[BEGIN Exercise inputs]
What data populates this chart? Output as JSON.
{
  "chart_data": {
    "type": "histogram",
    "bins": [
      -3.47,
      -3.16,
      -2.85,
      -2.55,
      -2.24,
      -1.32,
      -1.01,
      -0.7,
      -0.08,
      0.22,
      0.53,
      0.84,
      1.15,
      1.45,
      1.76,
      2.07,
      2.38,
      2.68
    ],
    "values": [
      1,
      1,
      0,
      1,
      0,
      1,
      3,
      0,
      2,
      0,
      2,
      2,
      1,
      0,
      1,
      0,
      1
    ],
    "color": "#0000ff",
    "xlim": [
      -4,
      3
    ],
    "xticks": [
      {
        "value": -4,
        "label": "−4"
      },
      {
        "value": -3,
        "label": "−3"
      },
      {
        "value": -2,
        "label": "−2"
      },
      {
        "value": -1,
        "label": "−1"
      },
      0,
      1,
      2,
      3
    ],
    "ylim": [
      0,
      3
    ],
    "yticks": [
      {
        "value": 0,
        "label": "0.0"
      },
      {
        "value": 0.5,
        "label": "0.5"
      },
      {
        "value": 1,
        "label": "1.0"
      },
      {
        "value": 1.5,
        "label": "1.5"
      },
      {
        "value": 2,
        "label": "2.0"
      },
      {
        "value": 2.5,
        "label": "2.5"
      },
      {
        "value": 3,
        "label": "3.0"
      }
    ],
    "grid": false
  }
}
[END Exercise inputs]
[BEGIN Exercise inputs]
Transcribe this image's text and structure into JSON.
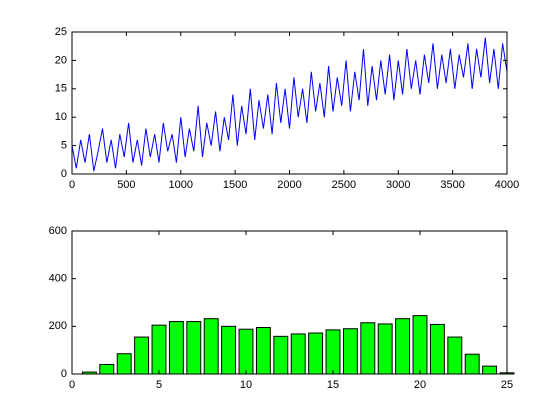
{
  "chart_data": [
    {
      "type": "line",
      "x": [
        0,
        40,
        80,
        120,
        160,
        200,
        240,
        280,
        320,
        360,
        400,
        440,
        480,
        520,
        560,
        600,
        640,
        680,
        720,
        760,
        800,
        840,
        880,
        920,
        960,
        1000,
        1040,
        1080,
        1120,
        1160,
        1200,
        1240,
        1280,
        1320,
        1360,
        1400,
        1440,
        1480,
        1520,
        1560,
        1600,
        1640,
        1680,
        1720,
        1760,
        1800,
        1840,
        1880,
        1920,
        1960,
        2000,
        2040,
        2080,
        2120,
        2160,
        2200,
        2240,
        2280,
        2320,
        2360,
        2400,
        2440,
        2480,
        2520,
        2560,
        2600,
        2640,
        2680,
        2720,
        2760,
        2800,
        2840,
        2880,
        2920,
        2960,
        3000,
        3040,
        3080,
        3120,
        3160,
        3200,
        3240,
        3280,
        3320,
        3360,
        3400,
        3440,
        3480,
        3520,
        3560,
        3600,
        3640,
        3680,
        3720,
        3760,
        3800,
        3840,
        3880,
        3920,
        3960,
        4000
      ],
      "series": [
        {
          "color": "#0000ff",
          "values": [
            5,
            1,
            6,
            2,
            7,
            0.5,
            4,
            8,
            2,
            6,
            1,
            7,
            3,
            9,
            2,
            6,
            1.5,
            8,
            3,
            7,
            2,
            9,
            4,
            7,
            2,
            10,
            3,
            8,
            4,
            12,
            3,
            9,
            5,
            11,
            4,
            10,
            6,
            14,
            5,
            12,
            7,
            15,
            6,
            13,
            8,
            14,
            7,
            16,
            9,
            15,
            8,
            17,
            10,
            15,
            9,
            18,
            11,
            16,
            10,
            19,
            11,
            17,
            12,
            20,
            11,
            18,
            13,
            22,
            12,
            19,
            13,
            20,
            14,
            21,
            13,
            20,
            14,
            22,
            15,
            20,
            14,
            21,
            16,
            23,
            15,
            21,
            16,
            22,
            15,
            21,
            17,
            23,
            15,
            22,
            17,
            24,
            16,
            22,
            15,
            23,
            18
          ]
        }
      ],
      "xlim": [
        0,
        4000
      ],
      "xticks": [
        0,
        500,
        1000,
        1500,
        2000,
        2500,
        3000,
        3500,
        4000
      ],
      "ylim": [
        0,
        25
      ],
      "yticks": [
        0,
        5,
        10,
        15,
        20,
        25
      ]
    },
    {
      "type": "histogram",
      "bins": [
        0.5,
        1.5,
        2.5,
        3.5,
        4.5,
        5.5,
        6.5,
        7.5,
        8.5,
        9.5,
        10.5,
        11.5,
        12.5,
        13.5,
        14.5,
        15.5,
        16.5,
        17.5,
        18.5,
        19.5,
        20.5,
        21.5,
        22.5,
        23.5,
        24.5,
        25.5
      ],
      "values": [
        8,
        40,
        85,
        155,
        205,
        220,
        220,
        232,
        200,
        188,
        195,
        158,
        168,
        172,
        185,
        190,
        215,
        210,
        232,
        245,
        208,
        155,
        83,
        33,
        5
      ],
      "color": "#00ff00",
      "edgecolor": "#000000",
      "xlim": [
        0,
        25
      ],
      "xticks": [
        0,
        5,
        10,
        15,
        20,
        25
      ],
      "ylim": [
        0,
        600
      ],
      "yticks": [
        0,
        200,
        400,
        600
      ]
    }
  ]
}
[END Exercise inputs]
Your instructions ▸ Say only how many lines in the records carry the word "this".

Solution to the exercise ▸ 2